--- START The input ---

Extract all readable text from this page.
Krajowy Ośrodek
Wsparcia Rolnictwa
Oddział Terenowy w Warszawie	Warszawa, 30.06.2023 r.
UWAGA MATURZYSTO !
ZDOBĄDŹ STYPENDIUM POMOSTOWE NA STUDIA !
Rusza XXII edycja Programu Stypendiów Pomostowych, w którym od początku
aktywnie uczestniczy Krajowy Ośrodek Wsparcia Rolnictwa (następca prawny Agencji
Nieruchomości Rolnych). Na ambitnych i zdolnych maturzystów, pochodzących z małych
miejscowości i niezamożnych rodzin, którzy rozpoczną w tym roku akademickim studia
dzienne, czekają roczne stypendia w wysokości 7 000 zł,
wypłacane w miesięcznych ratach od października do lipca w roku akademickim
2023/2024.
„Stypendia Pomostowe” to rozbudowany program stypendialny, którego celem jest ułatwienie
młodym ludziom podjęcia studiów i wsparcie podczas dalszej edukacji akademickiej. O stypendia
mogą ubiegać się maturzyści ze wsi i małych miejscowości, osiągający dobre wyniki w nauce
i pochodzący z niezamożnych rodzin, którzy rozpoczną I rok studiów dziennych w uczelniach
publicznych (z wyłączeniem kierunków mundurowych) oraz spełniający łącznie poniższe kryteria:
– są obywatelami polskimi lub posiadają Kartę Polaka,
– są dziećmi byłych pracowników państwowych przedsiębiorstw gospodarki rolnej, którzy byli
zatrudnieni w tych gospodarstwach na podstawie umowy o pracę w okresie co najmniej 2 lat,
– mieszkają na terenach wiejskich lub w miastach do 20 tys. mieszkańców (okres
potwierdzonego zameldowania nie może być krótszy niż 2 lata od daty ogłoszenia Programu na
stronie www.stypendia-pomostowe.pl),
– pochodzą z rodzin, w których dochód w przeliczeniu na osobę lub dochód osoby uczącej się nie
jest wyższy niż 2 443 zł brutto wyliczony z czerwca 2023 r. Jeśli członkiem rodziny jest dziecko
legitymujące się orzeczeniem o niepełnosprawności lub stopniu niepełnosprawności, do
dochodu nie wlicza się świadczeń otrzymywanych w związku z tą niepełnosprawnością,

--- END The input ---

The task | Without leaving anything out, quote all the data.

Answer below |
Extract all readable text from this page.
Krajowy Ośrodek
Wsparcia Rolnictwa
Oddział Terenowy w Warszawie	Warszawa, 30.06.2023 r.
UWAGA MATURZYSTO !
ZDOBĄDŹ STYPENDIUM POMOSTOWE NA STUDIA !
Rusza XXII edycja Programu Stypendiów Pomostowych, w którym od początku
aktywnie uczestniczy Krajowy Ośrodek Wsparcia Rolnictwa (następca prawny Agencji
Nieruchomości Rolnych). Na ambitnych i zdolnych maturzystów, pochodzących z małych
miejscowości i niezamożnych rodzin, którzy rozpoczną w tym roku akademickim studia
dzienne, czekają roczne stypendia w wysokości 7 000 zł,
wypłacane w miesięcznych ratach od października do lipca w roku akademickim
2023/2024.
„Stypendia Pomostowe” to rozbudowany program stypendialny, którego celem jest ułatwienie
młodym ludziom podjęcia studiów i wsparcie podczas dalszej edukacji akademickiej. O stypendia
mogą ubiegać się maturzyści ze wsi i małych miejscowości, osiągający dobre wyniki w nauce
i pochodzący z niezamożnych rodzin, którzy rozpoczną I rok studiów dziennych w uczelniach
publicznych (z wyłączeniem kierunków mundurowych) oraz spełniający łącznie poniższe kryteria:
– są obywatelami polskimi lub posiadają Kartę Polaka,
– są dziećmi byłych pracowników państwowych przedsiębiorstw gospodarki rolnej, którzy byli
zatrudnieni w tych gospodarstwach na podstawie umowy o pracę w okresie co najmniej 2 lat,
– mieszkają na terenach wiejskich lub w miastach do 20 tys. mieszkańców (okres
potwierdzonego zameldowania nie może być krótszy niż 2 lata od daty ogłoszenia Programu na
stronie www.stypendia-pomostowe.pl),
– pochodzą z rodzin, w których dochód w przeliczeniu na osobę lub dochód osoby uczącej się nie
jest wyższy niż 2 443 zł brutto wyliczony z czerwca 2023 r. Jeśli członkiem rodziny jest dziecko
legitymujące się orzeczeniem o niepełnosprawności lub stopniu niepełnosprawności, do
dochodu nie wlicza się świadczeń otrzymywanych w związku z tą niepełnosprawnością,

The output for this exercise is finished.